• [Exercise prompt]
Each line in the entries below that holds the string "RawData" is to be listed.

* Begin Input *

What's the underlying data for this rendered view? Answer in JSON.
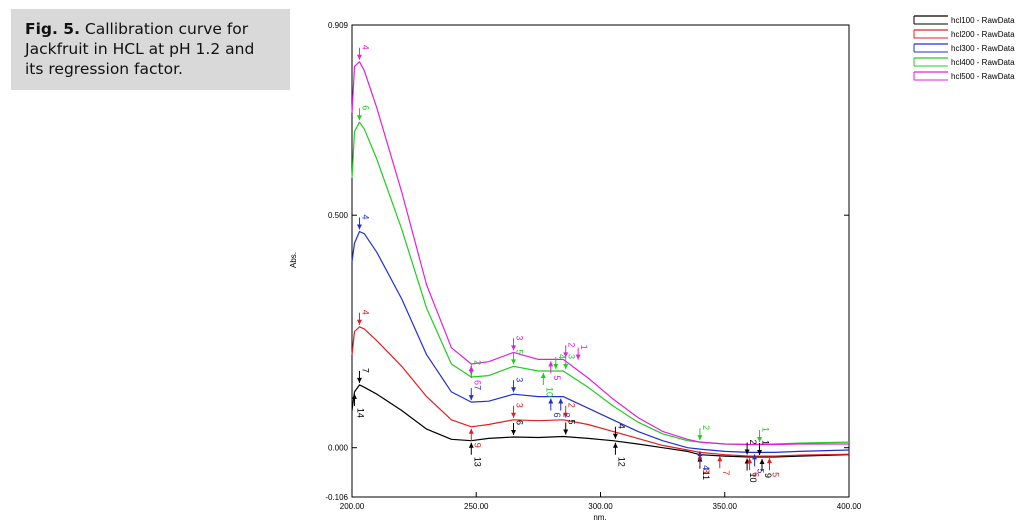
{
  "caption": {
    "label": "Fig. 5.",
    "text": "Callibration curve for Jackfruit in HCL at pH 1.2 and its regression factor."
  },
  "chart_data": {
    "type": "line",
    "title": "",
    "xlabel": "nm.",
    "ylabel": "Abs.",
    "xlim": [
      200,
      400
    ],
    "ylim": [
      -0.106,
      0.909
    ],
    "x_ticks": [
      "200.00",
      "250.00",
      "300.00",
      "350.00",
      "400.00"
    ],
    "y_ticks": [
      "0.909",
      "0.500",
      "0.000",
      "-0.106"
    ],
    "legend_position": "top-right",
    "grid": false,
    "series": [
      {
        "name": "hcl100 - RawData",
        "color": "#000000",
        "x": [
          200,
          201,
          203,
          205,
          210,
          220,
          230,
          240,
          248,
          255,
          265,
          275,
          285,
          295,
          305,
          315,
          325,
          335,
          340,
          350,
          360,
          370,
          380,
          400
        ],
        "y": [
          0.08,
          0.12,
          0.135,
          0.13,
          0.115,
          0.08,
          0.04,
          0.018,
          0.015,
          0.02,
          0.023,
          0.022,
          0.024,
          0.02,
          0.015,
          0.008,
          0.0,
          -0.008,
          -0.015,
          -0.018,
          -0.02,
          -0.02,
          -0.018,
          -0.015
        ]
      },
      {
        "name": "hcl200 - RawData",
        "color": "#e02020",
        "x": [
          200,
          201,
          203,
          205,
          210,
          220,
          230,
          240,
          248,
          255,
          265,
          275,
          285,
          295,
          305,
          315,
          325,
          335,
          340,
          350,
          360,
          370,
          380,
          400
        ],
        "y": [
          0.2,
          0.25,
          0.26,
          0.255,
          0.23,
          0.175,
          0.11,
          0.06,
          0.045,
          0.05,
          0.06,
          0.058,
          0.06,
          0.05,
          0.035,
          0.02,
          0.005,
          -0.005,
          -0.01,
          -0.015,
          -0.018,
          -0.018,
          -0.016,
          -0.014
        ]
      },
      {
        "name": "hcl300 - RawData",
        "color": "#2030d0",
        "x": [
          200,
          201,
          203,
          205,
          210,
          220,
          230,
          240,
          248,
          255,
          265,
          275,
          285,
          295,
          305,
          315,
          325,
          335,
          340,
          350,
          360,
          370,
          380,
          400
        ],
        "y": [
          0.4,
          0.44,
          0.465,
          0.46,
          0.42,
          0.32,
          0.2,
          0.12,
          0.098,
          0.1,
          0.115,
          0.11,
          0.11,
          0.085,
          0.06,
          0.035,
          0.015,
          0.0,
          -0.003,
          -0.008,
          -0.01,
          -0.01,
          -0.008,
          -0.005
        ]
      },
      {
        "name": "hcl400 - RawData",
        "color": "#20cc20",
        "x": [
          200,
          201,
          203,
          205,
          210,
          220,
          230,
          240,
          248,
          255,
          265,
          275,
          285,
          295,
          305,
          315,
          325,
          335,
          340,
          350,
          360,
          370,
          380,
          400
        ],
        "y": [
          0.58,
          0.68,
          0.7,
          0.685,
          0.62,
          0.47,
          0.3,
          0.18,
          0.152,
          0.155,
          0.175,
          0.165,
          0.165,
          0.13,
          0.09,
          0.055,
          0.03,
          0.015,
          0.012,
          0.008,
          0.007,
          0.008,
          0.01,
          0.012
        ]
      },
      {
        "name": "hcl500 - RawData",
        "color": "#e020e0",
        "x": [
          200,
          201,
          203,
          205,
          210,
          220,
          230,
          240,
          248,
          255,
          265,
          275,
          285,
          295,
          305,
          315,
          325,
          335,
          340,
          350,
          360,
          370,
          380,
          400
        ],
        "y": [
          0.72,
          0.82,
          0.83,
          0.81,
          0.73,
          0.55,
          0.35,
          0.215,
          0.18,
          0.185,
          0.205,
          0.19,
          0.19,
          0.15,
          0.105,
          0.065,
          0.035,
          0.018,
          0.012,
          0.008,
          0.007,
          0.007,
          0.008,
          0.008
        ]
      }
    ],
    "peak_markers": [
      {
        "series": 0,
        "x": 203,
        "y": 0.135,
        "label": "7",
        "dir": "up"
      },
      {
        "series": 0,
        "x": 201,
        "y": 0.12,
        "label": "14",
        "dir": "down"
      },
      {
        "series": 0,
        "x": 248,
        "y": 0.015,
        "label": "13",
        "dir": "down"
      },
      {
        "series": 0,
        "x": 265,
        "y": 0.023,
        "label": "6",
        "dir": "up"
      },
      {
        "series": 0,
        "x": 286,
        "y": 0.024,
        "label": "5",
        "dir": "up"
      },
      {
        "series": 0,
        "x": 306,
        "y": 0.015,
        "label": "4",
        "dir": "up"
      },
      {
        "series": 0,
        "x": 306,
        "y": 0.015,
        "label": "12",
        "dir": "down"
      },
      {
        "series": 0,
        "x": 340,
        "y": -0.015,
        "label": "11",
        "dir": "down"
      },
      {
        "series": 0,
        "x": 359,
        "y": -0.019,
        "label": "2",
        "dir": "up"
      },
      {
        "series": 0,
        "x": 359,
        "y": -0.019,
        "label": "10",
        "dir": "down"
      },
      {
        "series": 0,
        "x": 364,
        "y": -0.02,
        "label": "1",
        "dir": "up"
      },
      {
        "series": 0,
        "x": 365,
        "y": -0.02,
        "label": "9",
        "dir": "down"
      },
      {
        "series": 1,
        "x": 203,
        "y": 0.26,
        "label": "4",
        "dir": "up"
      },
      {
        "series": 1,
        "x": 248,
        "y": 0.045,
        "label": "9",
        "dir": "down"
      },
      {
        "series": 1,
        "x": 265,
        "y": 0.06,
        "label": "3",
        "dir": "up"
      },
      {
        "series": 1,
        "x": 286,
        "y": 0.06,
        "label": "2",
        "dir": "up"
      },
      {
        "series": 1,
        "x": 340,
        "y": -0.01,
        "label": "8",
        "dir": "down"
      },
      {
        "series": 1,
        "x": 348,
        "y": -0.014,
        "label": "7",
        "dir": "down"
      },
      {
        "series": 1,
        "x": 360,
        "y": -0.018,
        "label": "6",
        "dir": "down"
      },
      {
        "series": 1,
        "x": 368,
        "y": -0.018,
        "label": "5",
        "dir": "down"
      },
      {
        "series": 2,
        "x": 203,
        "y": 0.465,
        "label": "4",
        "dir": "up"
      },
      {
        "series": 2,
        "x": 248,
        "y": 0.098,
        "label": "7",
        "dir": "up"
      },
      {
        "series": 2,
        "x": 265,
        "y": 0.115,
        "label": "3",
        "dir": "up"
      },
      {
        "series": 2,
        "x": 280,
        "y": 0.11,
        "label": "6",
        "dir": "down"
      },
      {
        "series": 2,
        "x": 284,
        "y": 0.11,
        "label": "2",
        "dir": "down"
      },
      {
        "series": 2,
        "x": 340,
        "y": -0.003,
        "label": "4",
        "dir": "down"
      },
      {
        "series": 2,
        "x": 362,
        "y": -0.01,
        "label": "5",
        "dir": "down"
      },
      {
        "series": 3,
        "x": 203,
        "y": 0.7,
        "label": "6",
        "dir": "up"
      },
      {
        "series": 3,
        "x": 248,
        "y": 0.152,
        "label": "2",
        "dir": "up"
      },
      {
        "series": 3,
        "x": 265,
        "y": 0.175,
        "label": "5",
        "dir": "up"
      },
      {
        "series": 3,
        "x": 277,
        "y": 0.165,
        "label": "10",
        "dir": "down"
      },
      {
        "series": 3,
        "x": 282,
        "y": 0.165,
        "label": "4",
        "dir": "up"
      },
      {
        "series": 3,
        "x": 286,
        "y": 0.165,
        "label": "3",
        "dir": "up"
      },
      {
        "series": 3,
        "x": 340,
        "y": 0.012,
        "label": "2",
        "dir": "up"
      },
      {
        "series": 3,
        "x": 364,
        "y": 0.008,
        "label": "1",
        "dir": "up"
      },
      {
        "series": 4,
        "x": 203,
        "y": 0.83,
        "label": "4",
        "dir": "up"
      },
      {
        "series": 4,
        "x": 248,
        "y": 0.18,
        "label": "6",
        "dir": "down"
      },
      {
        "series": 4,
        "x": 265,
        "y": 0.205,
        "label": "3",
        "dir": "up"
      },
      {
        "series": 4,
        "x": 280,
        "y": 0.19,
        "label": "5",
        "dir": "down"
      },
      {
        "series": 4,
        "x": 286,
        "y": 0.19,
        "label": "2",
        "dir": "up"
      },
      {
        "series": 4,
        "x": 291,
        "y": 0.185,
        "label": "1",
        "dir": "up"
      }
    ]
  }
}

* End Input *

• [Solved exercise]
        "name": "hcl100 - RawData",
        "name": "hcl200 - RawData",
        "name": "hcl300 - RawData",
        "name": "hcl400 - RawData",
        "name": "hcl500 - RawData",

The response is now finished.